Stored data
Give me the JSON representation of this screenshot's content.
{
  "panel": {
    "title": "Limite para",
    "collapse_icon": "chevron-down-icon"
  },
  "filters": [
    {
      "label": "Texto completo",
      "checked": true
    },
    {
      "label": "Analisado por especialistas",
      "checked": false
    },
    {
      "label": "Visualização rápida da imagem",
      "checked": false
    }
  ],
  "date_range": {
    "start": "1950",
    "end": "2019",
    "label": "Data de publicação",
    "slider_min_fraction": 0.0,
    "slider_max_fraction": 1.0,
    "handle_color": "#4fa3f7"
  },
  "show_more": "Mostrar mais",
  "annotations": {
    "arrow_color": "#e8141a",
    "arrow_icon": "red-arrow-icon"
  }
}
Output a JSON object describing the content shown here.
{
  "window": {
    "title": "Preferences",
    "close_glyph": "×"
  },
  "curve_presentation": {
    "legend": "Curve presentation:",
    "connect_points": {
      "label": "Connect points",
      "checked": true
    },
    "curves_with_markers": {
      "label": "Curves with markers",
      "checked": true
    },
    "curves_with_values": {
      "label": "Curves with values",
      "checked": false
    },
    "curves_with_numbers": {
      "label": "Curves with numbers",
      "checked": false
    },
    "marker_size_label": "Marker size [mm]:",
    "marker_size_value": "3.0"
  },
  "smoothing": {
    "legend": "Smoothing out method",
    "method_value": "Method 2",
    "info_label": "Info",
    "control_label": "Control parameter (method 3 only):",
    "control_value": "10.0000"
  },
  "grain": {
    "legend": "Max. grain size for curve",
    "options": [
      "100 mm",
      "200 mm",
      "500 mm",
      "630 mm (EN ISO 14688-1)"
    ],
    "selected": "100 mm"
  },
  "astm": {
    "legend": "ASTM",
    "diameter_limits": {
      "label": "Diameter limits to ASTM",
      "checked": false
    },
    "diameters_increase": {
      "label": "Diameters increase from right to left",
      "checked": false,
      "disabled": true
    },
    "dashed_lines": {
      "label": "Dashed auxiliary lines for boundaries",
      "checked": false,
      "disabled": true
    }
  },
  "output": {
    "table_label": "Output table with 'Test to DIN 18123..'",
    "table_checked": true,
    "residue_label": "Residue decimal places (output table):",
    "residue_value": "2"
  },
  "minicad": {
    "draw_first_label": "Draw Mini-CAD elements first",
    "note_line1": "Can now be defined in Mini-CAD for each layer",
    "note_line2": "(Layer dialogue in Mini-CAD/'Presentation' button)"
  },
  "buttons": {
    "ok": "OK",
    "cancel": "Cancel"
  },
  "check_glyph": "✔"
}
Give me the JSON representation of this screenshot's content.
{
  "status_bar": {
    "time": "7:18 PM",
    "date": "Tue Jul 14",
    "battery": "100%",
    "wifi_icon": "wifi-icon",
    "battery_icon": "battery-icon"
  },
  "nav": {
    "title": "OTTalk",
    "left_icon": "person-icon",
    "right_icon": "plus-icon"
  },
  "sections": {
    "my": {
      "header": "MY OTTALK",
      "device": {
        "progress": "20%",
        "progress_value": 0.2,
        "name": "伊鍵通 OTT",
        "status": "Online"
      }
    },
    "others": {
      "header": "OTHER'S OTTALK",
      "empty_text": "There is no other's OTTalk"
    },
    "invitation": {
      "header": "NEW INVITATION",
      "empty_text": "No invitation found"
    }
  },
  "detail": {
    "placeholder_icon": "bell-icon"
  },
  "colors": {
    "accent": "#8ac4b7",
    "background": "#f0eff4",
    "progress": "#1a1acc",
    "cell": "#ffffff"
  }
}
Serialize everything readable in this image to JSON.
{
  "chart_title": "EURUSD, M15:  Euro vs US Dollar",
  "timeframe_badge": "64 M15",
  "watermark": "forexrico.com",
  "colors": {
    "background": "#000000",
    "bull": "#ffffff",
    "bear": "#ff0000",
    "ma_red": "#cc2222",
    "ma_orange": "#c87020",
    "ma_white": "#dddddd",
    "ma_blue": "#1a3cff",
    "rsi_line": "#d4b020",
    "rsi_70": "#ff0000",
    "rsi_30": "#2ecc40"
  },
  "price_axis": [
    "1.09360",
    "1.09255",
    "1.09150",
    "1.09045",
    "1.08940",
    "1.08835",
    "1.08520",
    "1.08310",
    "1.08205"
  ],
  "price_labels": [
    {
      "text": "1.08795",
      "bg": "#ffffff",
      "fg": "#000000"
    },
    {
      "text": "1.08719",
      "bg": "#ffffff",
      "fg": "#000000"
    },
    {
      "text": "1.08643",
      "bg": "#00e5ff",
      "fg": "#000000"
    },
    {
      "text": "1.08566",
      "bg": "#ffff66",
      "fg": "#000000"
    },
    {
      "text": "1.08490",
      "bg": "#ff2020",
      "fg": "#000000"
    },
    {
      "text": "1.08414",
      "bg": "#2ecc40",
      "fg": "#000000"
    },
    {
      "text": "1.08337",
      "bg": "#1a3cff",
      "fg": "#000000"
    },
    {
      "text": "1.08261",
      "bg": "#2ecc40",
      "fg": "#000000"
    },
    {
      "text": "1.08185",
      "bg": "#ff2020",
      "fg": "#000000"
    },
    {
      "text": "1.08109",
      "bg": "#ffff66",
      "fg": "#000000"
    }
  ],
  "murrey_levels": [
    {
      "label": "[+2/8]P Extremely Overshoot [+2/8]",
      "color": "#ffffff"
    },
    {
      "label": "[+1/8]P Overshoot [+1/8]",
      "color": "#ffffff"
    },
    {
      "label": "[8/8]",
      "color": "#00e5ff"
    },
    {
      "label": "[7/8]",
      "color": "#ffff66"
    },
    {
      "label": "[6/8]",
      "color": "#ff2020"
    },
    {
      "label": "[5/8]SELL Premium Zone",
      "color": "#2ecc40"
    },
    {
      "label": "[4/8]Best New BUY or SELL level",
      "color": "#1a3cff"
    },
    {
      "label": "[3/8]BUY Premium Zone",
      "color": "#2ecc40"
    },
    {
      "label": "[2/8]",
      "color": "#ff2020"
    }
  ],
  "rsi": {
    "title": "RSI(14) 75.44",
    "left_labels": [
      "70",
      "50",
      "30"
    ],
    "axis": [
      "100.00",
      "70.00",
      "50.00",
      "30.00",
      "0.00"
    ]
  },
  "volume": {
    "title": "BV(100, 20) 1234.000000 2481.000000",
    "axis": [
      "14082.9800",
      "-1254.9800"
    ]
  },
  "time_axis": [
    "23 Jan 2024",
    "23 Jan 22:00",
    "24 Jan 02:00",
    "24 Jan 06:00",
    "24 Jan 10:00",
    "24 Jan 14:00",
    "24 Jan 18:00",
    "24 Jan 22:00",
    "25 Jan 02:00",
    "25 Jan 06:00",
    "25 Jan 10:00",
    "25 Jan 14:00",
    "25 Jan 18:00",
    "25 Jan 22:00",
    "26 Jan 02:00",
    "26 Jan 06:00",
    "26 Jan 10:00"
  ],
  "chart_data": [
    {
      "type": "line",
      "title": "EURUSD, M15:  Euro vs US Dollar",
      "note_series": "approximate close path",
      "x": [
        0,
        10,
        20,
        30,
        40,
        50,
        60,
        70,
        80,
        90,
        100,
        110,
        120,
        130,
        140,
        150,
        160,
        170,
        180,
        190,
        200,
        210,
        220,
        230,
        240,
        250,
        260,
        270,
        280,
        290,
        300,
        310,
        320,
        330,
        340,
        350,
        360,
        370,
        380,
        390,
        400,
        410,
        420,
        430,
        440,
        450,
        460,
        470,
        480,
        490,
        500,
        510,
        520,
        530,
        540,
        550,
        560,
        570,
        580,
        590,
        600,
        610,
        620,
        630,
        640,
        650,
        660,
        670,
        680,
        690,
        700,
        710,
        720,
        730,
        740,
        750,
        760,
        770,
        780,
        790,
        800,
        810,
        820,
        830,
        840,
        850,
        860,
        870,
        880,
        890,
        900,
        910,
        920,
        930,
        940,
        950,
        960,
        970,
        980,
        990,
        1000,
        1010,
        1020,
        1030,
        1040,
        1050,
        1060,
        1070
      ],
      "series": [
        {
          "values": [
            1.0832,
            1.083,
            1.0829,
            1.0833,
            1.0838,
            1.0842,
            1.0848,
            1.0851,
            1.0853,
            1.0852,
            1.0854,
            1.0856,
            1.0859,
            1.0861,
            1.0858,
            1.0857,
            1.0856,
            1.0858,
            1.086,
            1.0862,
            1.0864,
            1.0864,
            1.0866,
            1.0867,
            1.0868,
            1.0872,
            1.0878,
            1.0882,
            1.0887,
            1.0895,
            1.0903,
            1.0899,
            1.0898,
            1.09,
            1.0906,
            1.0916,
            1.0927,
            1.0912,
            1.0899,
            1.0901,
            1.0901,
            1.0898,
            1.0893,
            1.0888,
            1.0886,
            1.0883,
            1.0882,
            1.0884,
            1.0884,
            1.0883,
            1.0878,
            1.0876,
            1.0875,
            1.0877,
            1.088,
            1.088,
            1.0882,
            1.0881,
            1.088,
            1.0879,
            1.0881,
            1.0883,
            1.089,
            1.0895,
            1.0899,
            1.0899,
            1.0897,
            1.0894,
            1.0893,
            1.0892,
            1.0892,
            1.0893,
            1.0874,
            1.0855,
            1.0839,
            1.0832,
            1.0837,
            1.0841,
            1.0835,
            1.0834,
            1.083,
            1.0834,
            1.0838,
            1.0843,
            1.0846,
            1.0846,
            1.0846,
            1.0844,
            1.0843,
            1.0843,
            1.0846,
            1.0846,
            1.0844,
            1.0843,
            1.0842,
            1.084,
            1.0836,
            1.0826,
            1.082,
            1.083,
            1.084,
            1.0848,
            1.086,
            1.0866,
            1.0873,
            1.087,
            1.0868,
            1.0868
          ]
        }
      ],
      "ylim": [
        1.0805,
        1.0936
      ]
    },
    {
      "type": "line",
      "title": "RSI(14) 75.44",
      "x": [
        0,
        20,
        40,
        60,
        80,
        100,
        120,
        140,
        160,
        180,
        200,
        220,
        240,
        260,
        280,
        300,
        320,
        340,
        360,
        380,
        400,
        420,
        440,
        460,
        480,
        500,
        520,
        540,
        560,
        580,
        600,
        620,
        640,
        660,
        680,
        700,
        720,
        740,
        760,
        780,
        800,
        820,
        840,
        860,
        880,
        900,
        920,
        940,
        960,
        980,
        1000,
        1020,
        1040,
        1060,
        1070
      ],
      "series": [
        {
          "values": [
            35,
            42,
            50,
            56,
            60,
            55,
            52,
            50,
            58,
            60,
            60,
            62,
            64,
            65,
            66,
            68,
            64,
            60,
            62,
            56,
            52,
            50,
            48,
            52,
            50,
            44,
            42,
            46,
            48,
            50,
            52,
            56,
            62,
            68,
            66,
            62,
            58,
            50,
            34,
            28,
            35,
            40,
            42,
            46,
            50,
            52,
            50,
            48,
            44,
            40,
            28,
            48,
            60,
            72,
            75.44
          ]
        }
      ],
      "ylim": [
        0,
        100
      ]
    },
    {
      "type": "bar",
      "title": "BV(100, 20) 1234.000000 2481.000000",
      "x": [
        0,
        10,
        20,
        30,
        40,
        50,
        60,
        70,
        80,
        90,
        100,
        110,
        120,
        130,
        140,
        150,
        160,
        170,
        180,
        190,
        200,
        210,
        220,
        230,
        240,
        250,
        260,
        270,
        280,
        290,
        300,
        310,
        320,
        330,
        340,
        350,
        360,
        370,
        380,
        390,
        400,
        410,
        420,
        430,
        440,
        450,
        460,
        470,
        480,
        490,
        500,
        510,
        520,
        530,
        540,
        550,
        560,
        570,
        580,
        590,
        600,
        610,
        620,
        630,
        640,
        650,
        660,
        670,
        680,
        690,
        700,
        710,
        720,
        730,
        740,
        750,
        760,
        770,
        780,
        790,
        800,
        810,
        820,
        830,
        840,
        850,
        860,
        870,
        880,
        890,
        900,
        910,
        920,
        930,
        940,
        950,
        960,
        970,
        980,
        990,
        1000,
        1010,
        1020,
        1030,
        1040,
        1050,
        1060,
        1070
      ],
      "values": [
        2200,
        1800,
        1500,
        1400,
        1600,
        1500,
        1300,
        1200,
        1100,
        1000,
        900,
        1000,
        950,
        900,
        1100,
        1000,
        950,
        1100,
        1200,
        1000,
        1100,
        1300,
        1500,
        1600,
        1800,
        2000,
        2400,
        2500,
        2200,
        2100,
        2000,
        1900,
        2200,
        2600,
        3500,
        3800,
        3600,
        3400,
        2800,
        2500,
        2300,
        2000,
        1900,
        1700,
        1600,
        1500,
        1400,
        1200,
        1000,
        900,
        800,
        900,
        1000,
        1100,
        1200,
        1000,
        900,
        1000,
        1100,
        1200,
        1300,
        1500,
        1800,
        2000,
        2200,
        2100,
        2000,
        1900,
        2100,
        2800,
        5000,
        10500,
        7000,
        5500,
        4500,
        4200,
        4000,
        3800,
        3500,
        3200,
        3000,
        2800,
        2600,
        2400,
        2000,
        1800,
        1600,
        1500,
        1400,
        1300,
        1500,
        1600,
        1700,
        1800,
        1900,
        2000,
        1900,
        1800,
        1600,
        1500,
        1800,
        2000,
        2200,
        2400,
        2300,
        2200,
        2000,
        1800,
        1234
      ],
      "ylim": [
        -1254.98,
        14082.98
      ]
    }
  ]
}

### The exercise
In the material above, find the lines that contain "JSON" and show them.

### Solution to this exercise
Give me the JSON representation of this screenshot's content.
Output a JSON object describing the content shown here.
Give me the JSON representation of this screenshot's content.
Serialize everything readable in this image to JSON.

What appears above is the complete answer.